-- Start of Data supplied --
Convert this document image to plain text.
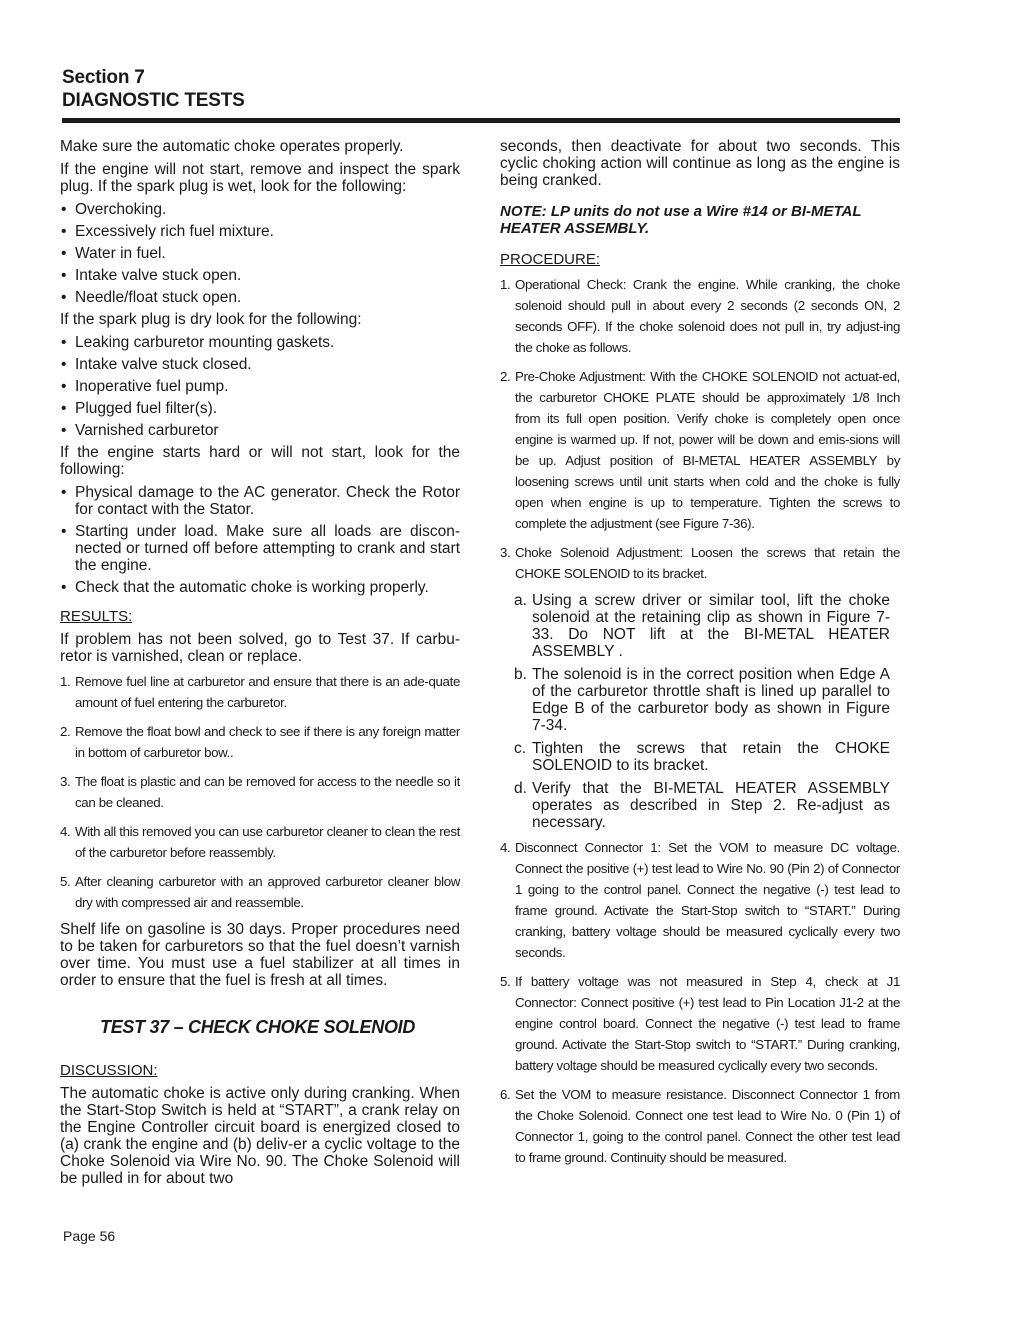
Section 7
DIAGNOSTIC TESTS
Make sure the automatic choke operates properly.
If the engine will not start, remove and inspect the spark plug. If the spark plug is wet, look for the following:
• Overchoking.
• Excessively rich fuel mixture.
• Water in fuel.
• Intake valve stuck open.
• Needle/float stuck open.
If the spark plug is dry look for the following:
• Leaking carburetor mounting gaskets.
• Intake valve stuck closed.
• Inoperative fuel pump.
• Plugged fuel filter(s).
• Varnished carburetor
If the engine starts hard or will not start, look for the following:
• Physical damage to the AC generator. Check the Rotor for contact with the Stator.
• Starting under load. Make sure all loads are discon-nected or turned off before attempting to crank and start the engine.
• Check that the automatic choke is working properly.
RESULTS:
If problem has not been solved, go to Test 37. If carbu-retor is varnished, clean or replace.
1. Remove fuel line at carburetor and ensure that there is an ade-quate amount of fuel entering the carburetor.
2. Remove the float bowl and check to see if there is any foreign matter in bottom of carburetor bow..
3. The float is plastic and can be removed for access to the needle so it can be cleaned.
4. With all this removed you can use carburetor cleaner to clean the rest of the carburetor before reassembly.
5. After cleaning carburetor with an approved carburetor cleaner blow dry with compressed air and reassemble.
Shelf life on gasoline is 30 days. Proper procedures need to be taken for carburetors so that the fuel doesn’t varnish over time. You must use a fuel stabilizer at all times in order to ensure that the fuel is fresh at all times.
TEST 37 – CHECK CHOKE SOLENOID
DISCUSSION:
The automatic choke is active only during cranking. When the Start-Stop Switch is held at “START”, a crank relay on the Engine Controller circuit board is energized closed to (a) crank the engine and (b) deliv-er a cyclic voltage to the Choke Solenoid via Wire No. 90. The Choke Solenoid will be pulled in for about two
seconds, then deactivate for about two seconds. This cyclic choking action will continue as long as the engine is being cranked.
NOTE: LP units do not use a Wire #14 or BI-METAL HEATER ASSEMBLY.
PROCEDURE:
1. Operational Check: Crank the engine. While cranking, the choke solenoid should pull in about every 2 seconds (2 seconds ON, 2 seconds OFF). If the choke solenoid does not pull in, try adjust-ing the choke as follows.
2. Pre-Choke Adjustment: With the CHOKE SOLENOID not actuat-ed, the carburetor CHOKE PLATE should be approximately 1/8 Inch from its full open position. Verify choke is completely open once engine is warmed up. If not, power will be down and emis-sions will be up. Adjust position of BI-METAL HEATER ASSEMBLY by loosening screws until unit starts when cold and the choke is fully open when engine is up to temperature. Tighten the screws to complete the adjustment (see Figure 7-36).
3. Choke Solenoid Adjustment: Loosen the screws that retain the CHOKE SOLENOID to its bracket.
a. Using a screw driver or similar tool, lift the choke solenoid at the retaining clip as shown in Figure 7-33. Do NOT lift at the BI-METAL HEATER ASSEMBLY .
b. The solenoid is in the correct position when Edge A of the carburetor throttle shaft is lined up parallel to Edge B of the carburetor body as shown in Figure 7-34.
c. Tighten the screws that retain the CHOKE SOLENOID to its bracket.
d. Verify that the BI-METAL HEATER ASSEMBLY operates as described in Step 2. Re-adjust as necessary.
4. Disconnect Connector 1: Set the VOM to measure DC voltage. Connect the positive (+) test lead to Wire No. 90 (Pin 2) of Connector 1 going to the control panel. Connect the negative (-) test lead to frame ground. Activate the Start-Stop switch to “START.” During cranking, battery voltage should be measured cyclically every two seconds.
5. If battery voltage was not measured in Step 4, check at J1 Connector: Connect positive (+) test lead to Pin Location J1-2 at the engine control board. Connect the negative (-) test lead to frame ground. Activate the Start-Stop switch to “START.” During cranking, battery voltage should be measured cyclically every two seconds.
6. Set the VOM to measure resistance. Disconnect Connector 1 from the Choke Solenoid. Connect one test lead to Wire No. 0 (Pin 1) of Connector 1, going to the control panel. Connect the other test lead to frame ground. Continuity should be measured.
Page 56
-- End of Data supplied --
• _What to produce_:
Reproduce all of the entries word for word, skipping any pictures they hold.

• _Solution to this exercise_:
Convert this document image to plain text.
Section 7
DIAGNOSTIC TESTS
Make sure the automatic choke operates properly.
If the engine will not start, remove and inspect the spark plug. If the spark plug is wet, look for the following:
• Overchoking.
• Excessively rich fuel mixture.
• Water in fuel.
• Intake valve stuck open.
• Needle/float stuck open.
If the spark plug is dry look for the following:
• Leaking carburetor mounting gaskets.
• Intake valve stuck closed.
• Inoperative fuel pump.
• Plugged fuel filter(s).
• Varnished carburetor
If the engine starts hard or will not start, look for the following:
• Physical damage to the AC generator. Check the Rotor for contact with the Stator.
• Starting under load. Make sure all loads are discon-nected or turned off before attempting to crank and start the engine.
• Check that the automatic choke is working properly.
RESULTS:
If problem has not been solved, go to Test 37. If carbu-retor is varnished, clean or replace.
1. Remove fuel line at carburetor and ensure that there is an ade-quate amount of fuel entering the carburetor.
2. Remove the float bowl and check to see if there is any foreign matter in bottom of carburetor bow..
3. The float is plastic and can be removed for access to the needle so it can be cleaned.
4. With all this removed you can use carburetor cleaner to clean the rest of the carburetor before reassembly.
5. After cleaning carburetor with an approved carburetor cleaner blow dry with compressed air and reassemble.
Shelf life on gasoline is 30 days. Proper procedures need to be taken for carburetors so that the fuel doesn’t varnish over time. You must use a fuel stabilizer at all times in order to ensure that the fuel is fresh at all times.
TEST 37 – CHECK CHOKE SOLENOID
DISCUSSION:
The automatic choke is active only during cranking. When the Start-Stop Switch is held at “START”, a crank relay on the Engine Controller circuit board is energized closed to (a) crank the engine and (b) deliv-er a cyclic voltage to the Choke Solenoid via Wire No. 90. The Choke Solenoid will be pulled in for about two
seconds, then deactivate for about two seconds. This cyclic choking action will continue as long as the engine is being cranked.
NOTE: LP units do not use a Wire #14 or BI-METAL HEATER ASSEMBLY.
PROCEDURE:
1. Operational Check: Crank the engine. While cranking, the choke solenoid should pull in about every 2 seconds (2 seconds ON, 2 seconds OFF). If the choke solenoid does not pull in, try adjust-ing the choke as follows.
2. Pre-Choke Adjustment: With the CHOKE SOLENOID not actuat-ed, the carburetor CHOKE PLATE should be approximately 1/8 Inch from its full open position. Verify choke is completely open once engine is warmed up. If not, power will be down and emis-sions will be up. Adjust position of BI-METAL HEATER ASSEMBLY by loosening screws until unit starts when cold and the choke is fully open when engine is up to temperature. Tighten the screws to complete the adjustment (see Figure 7-36).
3. Choke Solenoid Adjustment: Loosen the screws that retain the CHOKE SOLENOID to its bracket.
a. Using a screw driver or similar tool, lift the choke solenoid at the retaining clip as shown in Figure 7-33. Do NOT lift at the BI-METAL HEATER ASSEMBLY .
b. The solenoid is in the correct position when Edge A of the carburetor throttle shaft is lined up parallel to Edge B of the carburetor body as shown in Figure 7-34.
c. Tighten the screws that retain the CHOKE SOLENOID to its bracket.
d. Verify that the BI-METAL HEATER ASSEMBLY operates as described in Step 2. Re-adjust as necessary.
4. Disconnect Connector 1: Set the VOM to measure DC voltage. Connect the positive (+) test lead to Wire No. 90 (Pin 2) of Connector 1 going to the control panel. Connect the negative (-) test lead to frame ground. Activate the Start-Stop switch to “START.” During cranking, battery voltage should be measured cyclically every two seconds.
5. If battery voltage was not measured in Step 4, check at J1 Connector: Connect positive (+) test lead to Pin Location J1-2 at the engine control board. Connect the negative (-) test lead to frame ground. Activate the Start-Stop switch to “START.” During cranking, battery voltage should be measured cyclically every two seconds.
6. Set the VOM to measure resistance. Disconnect Connector 1 from the Choke Solenoid. Connect one test lead to Wire No. 0 (Pin 1) of Connector 1, going to the control panel. Connect the other test lead to frame ground. Continuity should be measured.
Page 56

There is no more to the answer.